## Short exercise
Gather up every line from the entries below that uses the word "type".
--- Start Extracted records ---
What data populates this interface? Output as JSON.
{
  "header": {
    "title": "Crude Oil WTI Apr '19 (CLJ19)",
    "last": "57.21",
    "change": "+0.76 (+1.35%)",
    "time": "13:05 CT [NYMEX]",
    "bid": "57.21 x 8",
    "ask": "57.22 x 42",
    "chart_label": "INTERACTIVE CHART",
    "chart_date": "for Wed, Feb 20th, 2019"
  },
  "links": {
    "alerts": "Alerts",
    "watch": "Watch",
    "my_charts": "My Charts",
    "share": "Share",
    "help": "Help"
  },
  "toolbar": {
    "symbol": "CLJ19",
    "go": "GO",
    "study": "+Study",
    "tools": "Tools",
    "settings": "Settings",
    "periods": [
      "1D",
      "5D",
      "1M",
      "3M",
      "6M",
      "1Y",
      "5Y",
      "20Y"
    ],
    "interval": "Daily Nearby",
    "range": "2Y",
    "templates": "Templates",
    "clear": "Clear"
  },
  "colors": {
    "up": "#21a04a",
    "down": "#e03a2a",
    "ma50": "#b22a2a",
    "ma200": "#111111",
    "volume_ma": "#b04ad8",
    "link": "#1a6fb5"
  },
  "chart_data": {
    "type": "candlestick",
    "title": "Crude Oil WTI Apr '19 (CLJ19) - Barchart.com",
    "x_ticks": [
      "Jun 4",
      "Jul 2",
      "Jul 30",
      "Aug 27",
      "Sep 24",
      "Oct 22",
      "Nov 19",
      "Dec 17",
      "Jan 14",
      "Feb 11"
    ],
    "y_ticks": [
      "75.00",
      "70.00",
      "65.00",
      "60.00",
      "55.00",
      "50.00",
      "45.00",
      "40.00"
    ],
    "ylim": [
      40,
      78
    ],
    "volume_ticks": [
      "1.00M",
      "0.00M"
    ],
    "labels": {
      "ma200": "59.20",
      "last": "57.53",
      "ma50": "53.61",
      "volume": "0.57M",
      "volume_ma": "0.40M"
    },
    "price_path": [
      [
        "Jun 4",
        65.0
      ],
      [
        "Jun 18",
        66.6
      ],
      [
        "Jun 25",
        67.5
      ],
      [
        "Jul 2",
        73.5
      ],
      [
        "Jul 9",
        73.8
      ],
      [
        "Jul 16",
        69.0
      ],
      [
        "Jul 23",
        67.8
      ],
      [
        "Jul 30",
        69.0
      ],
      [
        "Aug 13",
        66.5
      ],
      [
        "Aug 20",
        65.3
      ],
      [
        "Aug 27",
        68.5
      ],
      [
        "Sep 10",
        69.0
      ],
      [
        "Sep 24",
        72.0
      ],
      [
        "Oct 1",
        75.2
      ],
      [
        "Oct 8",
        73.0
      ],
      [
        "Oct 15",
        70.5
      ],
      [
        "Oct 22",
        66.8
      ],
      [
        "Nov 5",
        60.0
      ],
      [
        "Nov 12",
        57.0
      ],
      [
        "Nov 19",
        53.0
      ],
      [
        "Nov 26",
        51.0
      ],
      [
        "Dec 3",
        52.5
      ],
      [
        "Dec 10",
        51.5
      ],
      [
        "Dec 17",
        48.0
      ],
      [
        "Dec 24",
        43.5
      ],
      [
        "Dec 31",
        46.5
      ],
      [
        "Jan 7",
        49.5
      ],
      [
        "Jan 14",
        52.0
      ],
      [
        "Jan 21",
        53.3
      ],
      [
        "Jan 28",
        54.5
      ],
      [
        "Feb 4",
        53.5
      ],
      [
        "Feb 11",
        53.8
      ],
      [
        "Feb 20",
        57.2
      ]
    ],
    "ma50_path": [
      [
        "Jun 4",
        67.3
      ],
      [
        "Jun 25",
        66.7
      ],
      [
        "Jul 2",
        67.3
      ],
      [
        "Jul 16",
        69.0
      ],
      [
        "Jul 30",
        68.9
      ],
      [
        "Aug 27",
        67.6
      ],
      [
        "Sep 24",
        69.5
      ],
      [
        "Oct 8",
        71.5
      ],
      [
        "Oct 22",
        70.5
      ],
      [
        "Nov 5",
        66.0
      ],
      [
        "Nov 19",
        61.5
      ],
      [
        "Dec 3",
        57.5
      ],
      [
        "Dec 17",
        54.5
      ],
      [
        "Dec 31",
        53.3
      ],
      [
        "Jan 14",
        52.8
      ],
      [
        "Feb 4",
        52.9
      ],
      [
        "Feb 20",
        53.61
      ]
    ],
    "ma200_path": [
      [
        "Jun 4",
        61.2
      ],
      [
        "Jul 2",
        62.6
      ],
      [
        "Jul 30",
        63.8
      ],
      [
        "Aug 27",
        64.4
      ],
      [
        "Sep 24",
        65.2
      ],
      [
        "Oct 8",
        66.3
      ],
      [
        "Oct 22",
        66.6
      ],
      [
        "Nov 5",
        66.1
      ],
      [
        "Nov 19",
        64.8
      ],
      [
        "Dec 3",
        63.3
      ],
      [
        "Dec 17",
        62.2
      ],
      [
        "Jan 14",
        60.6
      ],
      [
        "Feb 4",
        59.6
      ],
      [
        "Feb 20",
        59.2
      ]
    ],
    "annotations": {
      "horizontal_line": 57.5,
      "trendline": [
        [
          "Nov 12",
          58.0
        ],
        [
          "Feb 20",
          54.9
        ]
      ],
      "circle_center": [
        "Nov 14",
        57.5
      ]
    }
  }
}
--- End Extracted records ---
--- Start Extracted records ---
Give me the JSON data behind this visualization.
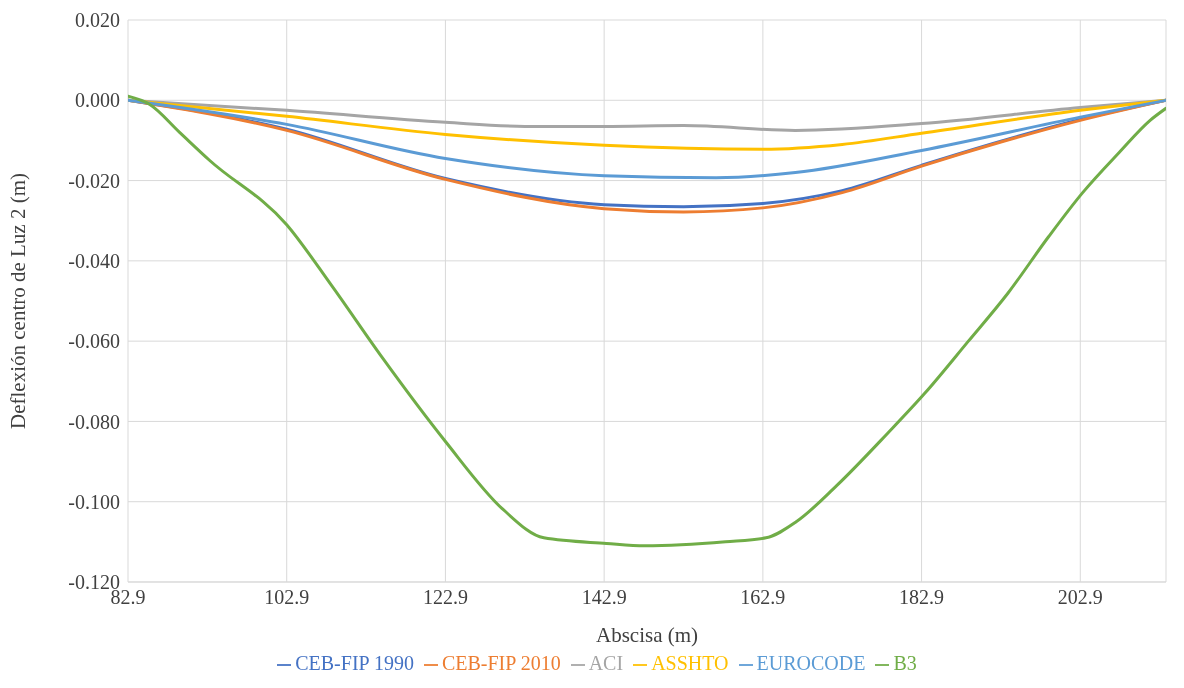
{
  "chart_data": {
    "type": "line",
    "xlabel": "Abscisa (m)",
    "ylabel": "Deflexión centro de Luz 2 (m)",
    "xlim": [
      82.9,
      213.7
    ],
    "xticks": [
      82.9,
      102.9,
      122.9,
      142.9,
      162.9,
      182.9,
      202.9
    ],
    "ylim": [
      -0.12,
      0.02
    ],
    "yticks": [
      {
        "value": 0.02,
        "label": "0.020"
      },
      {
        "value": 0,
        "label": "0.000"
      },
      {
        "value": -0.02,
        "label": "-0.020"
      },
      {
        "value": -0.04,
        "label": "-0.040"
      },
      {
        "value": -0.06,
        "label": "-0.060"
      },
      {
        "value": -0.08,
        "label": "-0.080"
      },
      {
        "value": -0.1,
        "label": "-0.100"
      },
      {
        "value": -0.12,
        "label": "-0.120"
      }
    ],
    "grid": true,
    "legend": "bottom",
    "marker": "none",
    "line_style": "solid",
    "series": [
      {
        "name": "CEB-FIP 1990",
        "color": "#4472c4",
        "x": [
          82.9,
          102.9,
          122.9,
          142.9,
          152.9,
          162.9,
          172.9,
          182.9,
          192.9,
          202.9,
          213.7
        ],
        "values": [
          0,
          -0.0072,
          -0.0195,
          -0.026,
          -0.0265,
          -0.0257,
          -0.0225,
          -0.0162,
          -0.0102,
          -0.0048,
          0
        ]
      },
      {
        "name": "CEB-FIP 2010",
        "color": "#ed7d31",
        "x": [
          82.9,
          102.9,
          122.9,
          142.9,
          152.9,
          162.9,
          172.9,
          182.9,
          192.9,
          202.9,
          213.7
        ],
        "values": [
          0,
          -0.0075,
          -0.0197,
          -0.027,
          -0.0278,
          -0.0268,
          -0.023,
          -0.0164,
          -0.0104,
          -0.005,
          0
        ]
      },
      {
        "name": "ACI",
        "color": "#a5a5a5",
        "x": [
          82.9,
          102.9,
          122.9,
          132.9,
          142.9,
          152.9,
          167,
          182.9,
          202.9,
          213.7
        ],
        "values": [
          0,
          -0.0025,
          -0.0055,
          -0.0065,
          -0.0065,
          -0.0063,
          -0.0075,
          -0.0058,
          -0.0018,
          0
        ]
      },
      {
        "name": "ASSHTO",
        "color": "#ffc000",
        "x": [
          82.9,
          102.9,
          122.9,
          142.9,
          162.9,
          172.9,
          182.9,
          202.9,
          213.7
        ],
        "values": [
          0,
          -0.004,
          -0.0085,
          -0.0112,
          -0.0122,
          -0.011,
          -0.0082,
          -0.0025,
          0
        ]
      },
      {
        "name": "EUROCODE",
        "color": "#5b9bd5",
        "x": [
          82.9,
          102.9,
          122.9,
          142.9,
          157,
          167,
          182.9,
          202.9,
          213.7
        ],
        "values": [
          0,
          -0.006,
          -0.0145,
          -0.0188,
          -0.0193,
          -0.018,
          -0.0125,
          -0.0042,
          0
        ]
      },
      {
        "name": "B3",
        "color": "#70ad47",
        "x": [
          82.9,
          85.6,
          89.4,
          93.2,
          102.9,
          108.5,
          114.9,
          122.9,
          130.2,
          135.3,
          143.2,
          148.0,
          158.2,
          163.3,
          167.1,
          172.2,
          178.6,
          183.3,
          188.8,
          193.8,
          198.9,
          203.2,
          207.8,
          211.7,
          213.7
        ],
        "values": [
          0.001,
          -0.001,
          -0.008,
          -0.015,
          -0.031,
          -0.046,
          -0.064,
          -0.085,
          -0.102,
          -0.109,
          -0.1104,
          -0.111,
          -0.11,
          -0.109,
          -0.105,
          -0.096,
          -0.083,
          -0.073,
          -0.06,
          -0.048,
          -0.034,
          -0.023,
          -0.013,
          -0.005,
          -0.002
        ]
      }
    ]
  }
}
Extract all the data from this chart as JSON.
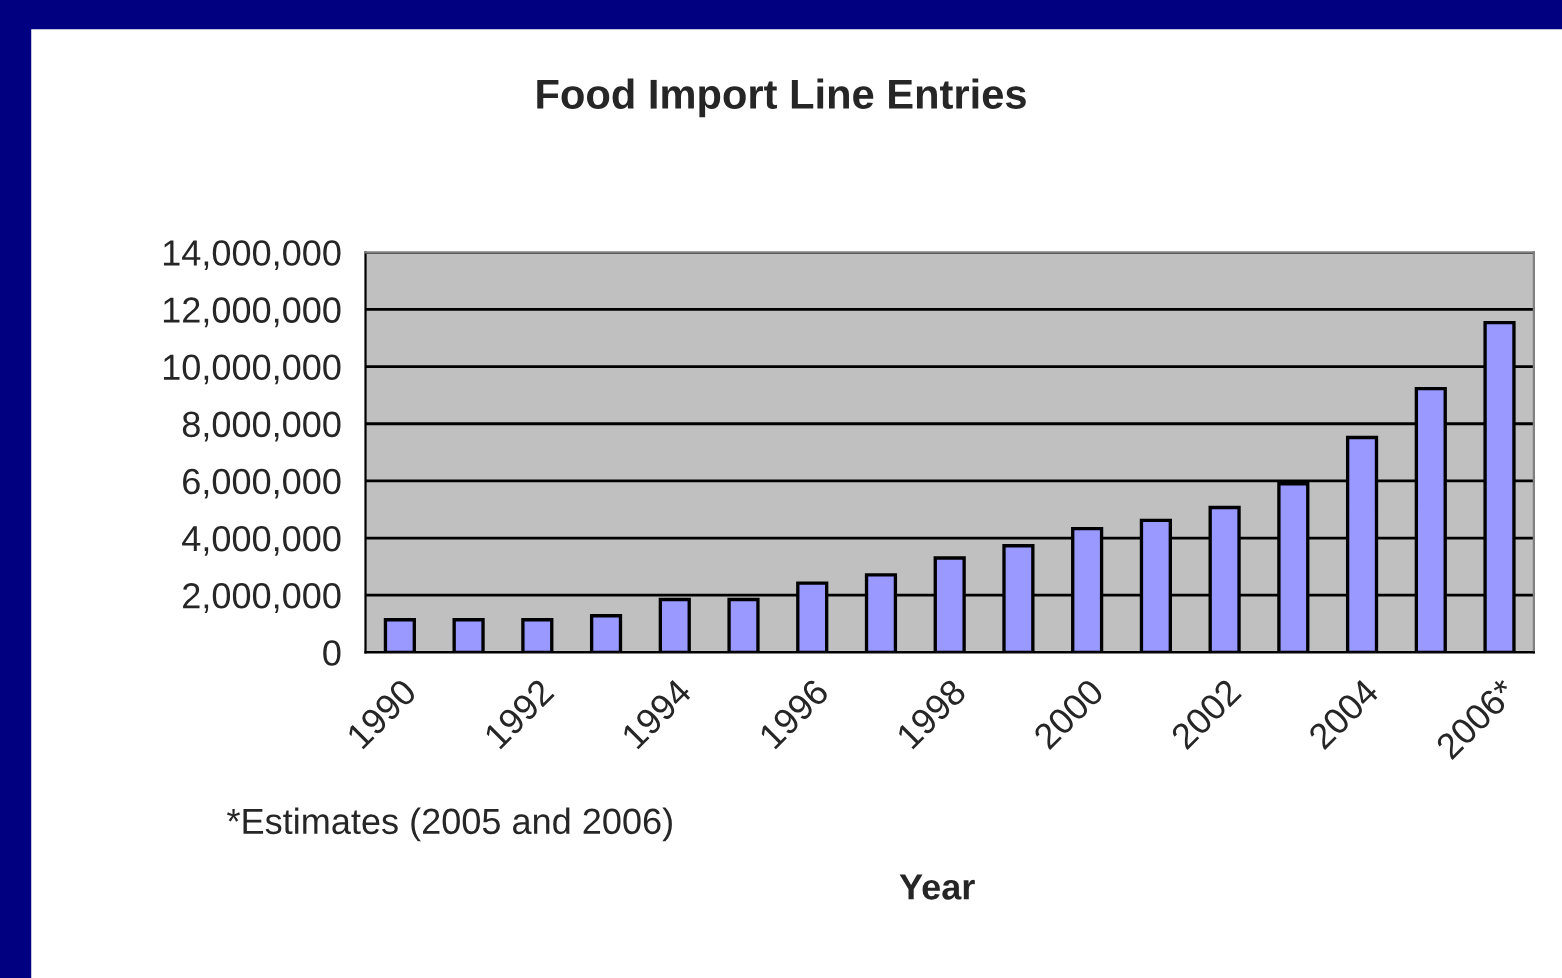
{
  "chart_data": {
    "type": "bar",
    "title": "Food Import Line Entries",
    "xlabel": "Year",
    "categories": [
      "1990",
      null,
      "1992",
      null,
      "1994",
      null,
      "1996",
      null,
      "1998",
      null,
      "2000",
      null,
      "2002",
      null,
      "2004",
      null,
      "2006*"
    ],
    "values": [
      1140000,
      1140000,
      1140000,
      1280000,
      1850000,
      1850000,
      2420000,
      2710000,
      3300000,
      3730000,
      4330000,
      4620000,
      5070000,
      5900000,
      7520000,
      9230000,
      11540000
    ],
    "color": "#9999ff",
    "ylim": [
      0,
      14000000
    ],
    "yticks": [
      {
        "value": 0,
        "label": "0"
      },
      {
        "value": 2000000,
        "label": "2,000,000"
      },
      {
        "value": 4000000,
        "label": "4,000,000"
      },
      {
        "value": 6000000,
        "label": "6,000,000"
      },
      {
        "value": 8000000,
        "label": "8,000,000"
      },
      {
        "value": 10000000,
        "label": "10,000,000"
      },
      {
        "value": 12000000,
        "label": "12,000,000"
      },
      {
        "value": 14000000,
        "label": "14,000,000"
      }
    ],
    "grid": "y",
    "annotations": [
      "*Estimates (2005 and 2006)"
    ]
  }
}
--- End Extracted records ---
--- Start Extracted records ---
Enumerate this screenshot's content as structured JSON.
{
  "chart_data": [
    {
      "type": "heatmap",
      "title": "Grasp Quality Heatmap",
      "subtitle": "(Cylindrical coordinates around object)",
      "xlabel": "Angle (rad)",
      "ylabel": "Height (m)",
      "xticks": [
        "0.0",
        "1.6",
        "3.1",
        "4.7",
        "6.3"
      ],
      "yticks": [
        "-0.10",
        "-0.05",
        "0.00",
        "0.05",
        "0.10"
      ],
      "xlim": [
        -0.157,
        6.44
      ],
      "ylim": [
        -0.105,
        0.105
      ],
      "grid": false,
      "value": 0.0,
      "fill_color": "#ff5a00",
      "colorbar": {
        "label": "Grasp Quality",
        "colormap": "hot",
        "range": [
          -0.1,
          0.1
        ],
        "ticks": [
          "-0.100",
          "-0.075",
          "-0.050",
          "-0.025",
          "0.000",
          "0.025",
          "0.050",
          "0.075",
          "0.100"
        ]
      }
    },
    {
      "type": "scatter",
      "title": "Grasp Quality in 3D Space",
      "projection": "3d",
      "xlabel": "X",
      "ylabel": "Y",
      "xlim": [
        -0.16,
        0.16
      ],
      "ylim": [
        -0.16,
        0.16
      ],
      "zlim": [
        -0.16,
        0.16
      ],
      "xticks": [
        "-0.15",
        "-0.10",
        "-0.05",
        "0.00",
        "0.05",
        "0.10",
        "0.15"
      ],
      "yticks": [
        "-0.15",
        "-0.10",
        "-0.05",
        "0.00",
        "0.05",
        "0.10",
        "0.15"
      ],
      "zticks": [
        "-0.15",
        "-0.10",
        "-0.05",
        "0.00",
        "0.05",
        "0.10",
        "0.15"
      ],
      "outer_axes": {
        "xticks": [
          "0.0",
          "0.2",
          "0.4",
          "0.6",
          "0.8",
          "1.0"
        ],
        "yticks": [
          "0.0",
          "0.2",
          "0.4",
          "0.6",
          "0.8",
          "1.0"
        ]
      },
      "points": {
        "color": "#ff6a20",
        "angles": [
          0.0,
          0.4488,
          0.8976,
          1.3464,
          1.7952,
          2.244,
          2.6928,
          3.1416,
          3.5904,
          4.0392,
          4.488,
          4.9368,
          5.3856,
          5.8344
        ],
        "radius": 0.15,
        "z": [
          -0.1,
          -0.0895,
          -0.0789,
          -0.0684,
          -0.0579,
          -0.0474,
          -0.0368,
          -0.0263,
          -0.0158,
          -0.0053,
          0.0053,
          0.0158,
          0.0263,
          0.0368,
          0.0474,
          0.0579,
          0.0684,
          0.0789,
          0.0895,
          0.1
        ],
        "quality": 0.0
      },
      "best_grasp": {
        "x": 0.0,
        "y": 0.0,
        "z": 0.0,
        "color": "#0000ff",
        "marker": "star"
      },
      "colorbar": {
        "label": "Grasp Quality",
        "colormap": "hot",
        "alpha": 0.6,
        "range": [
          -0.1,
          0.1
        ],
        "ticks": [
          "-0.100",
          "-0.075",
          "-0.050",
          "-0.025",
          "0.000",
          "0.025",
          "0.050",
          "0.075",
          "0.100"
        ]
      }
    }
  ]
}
--- End Extracted records ---
## Correct response
    "type": "candlestick",
    "type": "line",
    "type": "bar",
      "type": "heatmap",
      "type": "scatter",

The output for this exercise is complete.